*THE PROBLEM*. Please output the lines shown below exactly as they appear.

**** TASK DATA ****

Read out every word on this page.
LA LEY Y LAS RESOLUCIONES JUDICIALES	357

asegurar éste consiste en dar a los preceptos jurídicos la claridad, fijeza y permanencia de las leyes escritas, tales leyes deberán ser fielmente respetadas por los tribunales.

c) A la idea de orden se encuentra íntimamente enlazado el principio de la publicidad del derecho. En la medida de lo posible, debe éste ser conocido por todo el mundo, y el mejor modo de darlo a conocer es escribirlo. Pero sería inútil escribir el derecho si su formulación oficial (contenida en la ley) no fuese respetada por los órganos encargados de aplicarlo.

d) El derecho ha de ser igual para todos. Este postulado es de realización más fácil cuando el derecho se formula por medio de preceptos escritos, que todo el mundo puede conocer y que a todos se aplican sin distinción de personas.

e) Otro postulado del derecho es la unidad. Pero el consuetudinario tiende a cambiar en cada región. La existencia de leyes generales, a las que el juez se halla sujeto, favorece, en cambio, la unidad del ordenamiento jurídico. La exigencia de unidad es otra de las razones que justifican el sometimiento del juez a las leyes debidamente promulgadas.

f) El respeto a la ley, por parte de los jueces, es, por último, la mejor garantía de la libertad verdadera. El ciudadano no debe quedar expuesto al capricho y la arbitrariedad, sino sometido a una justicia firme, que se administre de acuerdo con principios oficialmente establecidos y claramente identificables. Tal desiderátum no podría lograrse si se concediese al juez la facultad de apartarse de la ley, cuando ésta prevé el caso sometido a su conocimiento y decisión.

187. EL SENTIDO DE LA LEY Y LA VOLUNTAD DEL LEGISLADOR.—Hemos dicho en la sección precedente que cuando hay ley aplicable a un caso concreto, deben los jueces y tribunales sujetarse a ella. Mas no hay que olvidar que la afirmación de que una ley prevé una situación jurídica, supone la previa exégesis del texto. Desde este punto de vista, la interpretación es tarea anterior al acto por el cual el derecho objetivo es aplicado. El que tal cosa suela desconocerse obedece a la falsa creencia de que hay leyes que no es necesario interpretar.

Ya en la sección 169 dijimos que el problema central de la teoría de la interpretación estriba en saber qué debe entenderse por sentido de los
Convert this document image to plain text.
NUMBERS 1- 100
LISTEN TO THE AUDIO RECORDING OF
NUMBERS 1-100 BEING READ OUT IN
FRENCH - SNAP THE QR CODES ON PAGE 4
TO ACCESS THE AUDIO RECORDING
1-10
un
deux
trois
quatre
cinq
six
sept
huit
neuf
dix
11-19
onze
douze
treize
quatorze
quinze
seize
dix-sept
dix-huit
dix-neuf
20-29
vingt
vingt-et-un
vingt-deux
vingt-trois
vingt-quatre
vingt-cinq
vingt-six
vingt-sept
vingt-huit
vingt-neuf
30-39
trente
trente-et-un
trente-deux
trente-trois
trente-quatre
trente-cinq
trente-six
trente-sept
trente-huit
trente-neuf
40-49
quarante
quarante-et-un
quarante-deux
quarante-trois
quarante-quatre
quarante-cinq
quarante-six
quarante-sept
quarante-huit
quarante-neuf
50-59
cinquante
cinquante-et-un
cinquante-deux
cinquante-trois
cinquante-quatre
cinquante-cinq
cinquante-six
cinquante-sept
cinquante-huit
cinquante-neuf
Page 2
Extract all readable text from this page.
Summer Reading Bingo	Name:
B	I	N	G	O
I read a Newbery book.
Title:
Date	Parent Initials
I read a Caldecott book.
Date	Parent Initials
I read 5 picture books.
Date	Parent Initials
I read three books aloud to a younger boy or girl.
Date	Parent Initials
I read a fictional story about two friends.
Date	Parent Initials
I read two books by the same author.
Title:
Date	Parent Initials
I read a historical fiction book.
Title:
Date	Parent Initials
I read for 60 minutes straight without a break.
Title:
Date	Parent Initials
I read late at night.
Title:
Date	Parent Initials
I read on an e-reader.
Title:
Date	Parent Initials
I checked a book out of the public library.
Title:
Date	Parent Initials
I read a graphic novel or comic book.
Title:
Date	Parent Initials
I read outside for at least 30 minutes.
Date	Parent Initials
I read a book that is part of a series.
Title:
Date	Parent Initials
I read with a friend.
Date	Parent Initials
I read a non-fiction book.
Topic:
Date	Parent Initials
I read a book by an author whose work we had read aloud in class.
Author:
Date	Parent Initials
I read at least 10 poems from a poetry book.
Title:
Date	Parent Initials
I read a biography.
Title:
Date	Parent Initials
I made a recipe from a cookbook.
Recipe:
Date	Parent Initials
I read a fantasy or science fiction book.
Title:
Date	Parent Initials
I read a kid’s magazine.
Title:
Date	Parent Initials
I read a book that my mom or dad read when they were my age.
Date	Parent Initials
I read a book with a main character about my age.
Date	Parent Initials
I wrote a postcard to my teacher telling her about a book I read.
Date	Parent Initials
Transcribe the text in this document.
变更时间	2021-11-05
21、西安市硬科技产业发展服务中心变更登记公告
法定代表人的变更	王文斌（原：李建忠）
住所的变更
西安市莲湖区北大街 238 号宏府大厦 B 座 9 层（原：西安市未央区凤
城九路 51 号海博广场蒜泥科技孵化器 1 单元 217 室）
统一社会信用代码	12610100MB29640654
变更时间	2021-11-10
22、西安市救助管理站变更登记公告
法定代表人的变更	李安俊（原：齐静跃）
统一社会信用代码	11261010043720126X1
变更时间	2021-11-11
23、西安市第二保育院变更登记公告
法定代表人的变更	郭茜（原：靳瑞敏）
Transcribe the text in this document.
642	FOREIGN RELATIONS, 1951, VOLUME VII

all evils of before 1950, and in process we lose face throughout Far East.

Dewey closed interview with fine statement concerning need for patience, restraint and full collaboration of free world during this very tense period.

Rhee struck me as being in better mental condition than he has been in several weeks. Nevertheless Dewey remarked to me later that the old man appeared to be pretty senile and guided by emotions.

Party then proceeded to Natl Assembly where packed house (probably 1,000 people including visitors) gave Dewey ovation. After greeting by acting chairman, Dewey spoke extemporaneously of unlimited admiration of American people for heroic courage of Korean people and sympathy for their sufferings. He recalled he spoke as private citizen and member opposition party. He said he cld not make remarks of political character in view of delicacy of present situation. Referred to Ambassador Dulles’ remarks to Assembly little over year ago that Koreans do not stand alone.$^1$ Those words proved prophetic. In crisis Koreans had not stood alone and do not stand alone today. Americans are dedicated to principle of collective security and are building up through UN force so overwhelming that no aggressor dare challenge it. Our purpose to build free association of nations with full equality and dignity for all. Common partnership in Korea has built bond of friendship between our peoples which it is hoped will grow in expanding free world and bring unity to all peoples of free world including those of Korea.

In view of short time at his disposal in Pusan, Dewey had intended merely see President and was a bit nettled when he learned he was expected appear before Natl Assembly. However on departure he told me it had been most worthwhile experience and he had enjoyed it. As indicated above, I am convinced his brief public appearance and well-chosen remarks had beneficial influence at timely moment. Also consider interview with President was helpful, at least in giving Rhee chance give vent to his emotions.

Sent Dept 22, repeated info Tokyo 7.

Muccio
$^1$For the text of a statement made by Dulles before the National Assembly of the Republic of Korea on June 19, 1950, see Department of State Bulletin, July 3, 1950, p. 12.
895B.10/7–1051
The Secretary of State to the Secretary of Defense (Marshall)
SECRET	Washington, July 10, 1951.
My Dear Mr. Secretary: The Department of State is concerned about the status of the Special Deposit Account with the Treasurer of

****

*FINAL ANSWER*.
Read out every word on this page.
LA LEY Y LAS RESOLUCIONES JUDICIALES	357

asegurar éste consiste en dar a los preceptos jurídicos la claridad, fijeza y permanencia de las leyes escritas, tales leyes deberán ser fielmente respetadas por los tribunales.

c) A la idea de orden se encuentra íntimamente enlazado el principio de la publicidad del derecho. En la medida de lo posible, debe éste ser conocido por todo el mundo, y el mejor modo de darlo a conocer es escribirlo. Pero sería inútil escribir el derecho si su formulación oficial (contenida en la ley) no fuese respetada por los órganos encargados de aplicarlo.

d) El derecho ha de ser igual para todos. Este postulado es de realización más fácil cuando el derecho se formula por medio de preceptos escritos, que todo el mundo puede conocer y que a todos se aplican sin distinción de personas.

e) Otro postulado del derecho es la unidad. Pero el consuetudinario tiende a cambiar en cada región. La existencia de leyes generales, a las que el juez se halla sujeto, favorece, en cambio, la unidad del ordenamiento jurídico. La exigencia de unidad es otra de las razones que justifican el sometimiento del juez a las leyes debidamente promulgadas.

f) El respeto a la ley, por parte de los jueces, es, por último, la mejor garantía de la libertad verdadera. El ciudadano no debe quedar expuesto al capricho y la arbitrariedad, sino sometido a una justicia firme, que se administre de acuerdo con principios oficialmente establecidos y claramente identificables. Tal desiderátum no podría lograrse si se concediese al juez la facultad de apartarse de la ley, cuando ésta prevé el caso sometido a su conocimiento y decisión.

187. EL SENTIDO DE LA LEY Y LA VOLUNTAD DEL LEGISLADOR.—Hemos dicho en la sección precedente que cuando hay ley aplicable a un caso concreto, deben los jueces y tribunales sujetarse a ella. Mas no hay que olvidar que la afirmación de que una ley prevé una situación jurídica, supone la previa exégesis del texto. Desde este punto de vista, la interpretación es tarea anterior al acto por el cual el derecho objetivo es aplicado. El que tal cosa suela desconocerse obedece a la falsa creencia de que hay leyes que no es necesario interpretar.

Ya en la sección 169 dijimos que el problema central de la teoría de la interpretación estriba en saber qué debe entenderse por sentido de los
Convert this document image to plain text.
NUMBERS 1- 100
LISTEN TO THE AUDIO RECORDING OF
NUMBERS 1-100 BEING READ OUT IN
FRENCH - SNAP THE QR CODES ON PAGE 4
TO ACCESS THE AUDIO RECORDING
1-10
un
deux
trois
quatre
cinq
six
sept
huit
neuf
dix
11-19
onze
douze
treize
quatorze
quinze
seize
dix-sept
dix-huit
dix-neuf
20-29
vingt
vingt-et-un
vingt-deux
vingt-trois
vingt-quatre
vingt-cinq
vingt-six
vingt-sept
vingt-huit
vingt-neuf
30-39
trente
trente-et-un
trente-deux
trente-trois
trente-quatre
trente-cinq
trente-six
trente-sept
trente-huit
trente-neuf
40-49
quarante
quarante-et-un
quarante-deux
quarante-trois
quarante-quatre
quarante-cinq
quarante-six
quarante-sept
quarante-huit
quarante-neuf
50-59
cinquante
cinquante-et-un
cinquante-deux
cinquante-trois
cinquante-quatre
cinquante-cinq
cinquante-six
cinquante-sept
cinquante-huit
cinquante-neuf
Page 2
Extract all readable text from this page.
Summer Reading Bingo	Name:
B	I	N	G	O
I read a Newbery book.
Title:
Date	Parent Initials
I read a Caldecott book.
Date	Parent Initials
I read 5 picture books.
Date	Parent Initials
I read three books aloud to a younger boy or girl.
Date	Parent Initials
I read a fictional story about two friends.
Date	Parent Initials
I read two books by the same author.
Title:
Date	Parent Initials
I read a historical fiction book.
Title:
Date	Parent Initials
I read for 60 minutes straight without a break.
Title:
Date	Parent Initials
I read late at night.
Title:
Date	Parent Initials
I read on an e-reader.
Title:
Date	Parent Initials
I checked a book out of the public library.
Title:
Date	Parent Initials
I read a graphic novel or comic book.
Title:
Date	Parent Initials
I read outside for at least 30 minutes.
Date	Parent Initials
I read a book that is part of a series.
Title:
Date	Parent Initials
I read with a friend.
Date	Parent Initials
I read a non-fiction book.
Topic:
Date	Parent Initials
I read a book by an author whose work we had read aloud in class.
Author:
Date	Parent Initials
I read at least 10 poems from a poetry book.
Title:
Date	Parent Initials
I read a biography.
Title:
Date	Parent Initials
I made a recipe from a cookbook.
Recipe:
Date	Parent Initials
I read a fantasy or science fiction book.
Title:
Date	Parent Initials
I read a kid’s magazine.
Title:
Date	Parent Initials
I read a book that my mom or dad read when they were my age.
Date	Parent Initials
I read a book with a main character about my age.
Date	Parent Initials
I wrote a postcard to my teacher telling her about a book I read.
Date	Parent Initials
Transcribe the text in this document.
变更时间	2021-11-05
21、西安市硬科技产业发展服务中心变更登记公告
法定代表人的变更	王文斌（原：李建忠）
住所的变更
西安市莲湖区北大街 238 号宏府大厦 B 座 9 层（原：西安市未央区凤
城九路 51 号海博广场蒜泥科技孵化器 1 单元 217 室）
统一社会信用代码	12610100MB29640654
变更时间	2021-11-10
22、西安市救助管理站变更登记公告
法定代表人的变更	李安俊（原：齐静跃）
统一社会信用代码	11261010043720126X1
变更时间	2021-11-11
23、西安市第二保育院变更登记公告
法定代表人的变更	郭茜（原：靳瑞敏）
Transcribe the text in this document.
642	FOREIGN RELATIONS, 1951, VOLUME VII

all evils of before 1950, and in process we lose face throughout Far East.

Dewey closed interview with fine statement concerning need for patience, restraint and full collaboration of free world during this very tense period.

Rhee struck me as being in better mental condition than he has been in several weeks. Nevertheless Dewey remarked to me later that the old man appeared to be pretty senile and guided by emotions.

Party then proceeded to Natl Assembly where packed house (probably 1,000 people including visitors) gave Dewey ovation. After greeting by acting chairman, Dewey spoke extemporaneously of unlimited admiration of American people for heroic courage of Korean people and sympathy for their sufferings. He recalled he spoke as private citizen and member opposition party. He said he cld not make remarks of political character in view of delicacy of present situation. Referred to Ambassador Dulles’ remarks to Assembly little over year ago that Koreans do not stand alone.$^1$ Those words proved prophetic. In crisis Koreans had not stood alone and do not stand alone today. Americans are dedicated to principle of collective security and are building up through UN force so overwhelming that no aggressor dare challenge it. Our purpose to build free association of nations with full equality and dignity for all. Common partnership in Korea has built bond of friendship between our peoples which it is hoped will grow in expanding free world and bring unity to all peoples of free world including those of Korea.

In view of short time at his disposal in Pusan, Dewey had intended merely see President and was a bit nettled when he learned he was expected appear before Natl Assembly. However on departure he told me it had been most worthwhile experience and he had enjoyed it. As indicated above, I am convinced his brief public appearance and well-chosen remarks had beneficial influence at timely moment. Also consider interview with President was helpful, at least in giving Rhee chance give vent to his emotions.

Sent Dept 22, repeated info Tokyo 7.

Muccio
$^1$For the text of a statement made by Dulles before the National Assembly of the Republic of Korea on June 19, 1950, see Department of State Bulletin, July 3, 1950, p. 12.
895B.10/7–1051
The Secretary of State to the Secretary of Defense (Marshall)
SECRET	Washington, July 10, 1951.
My Dear Mr. Secretary: The Department of State is concerned about the status of the Special Deposit Account with the Treasurer of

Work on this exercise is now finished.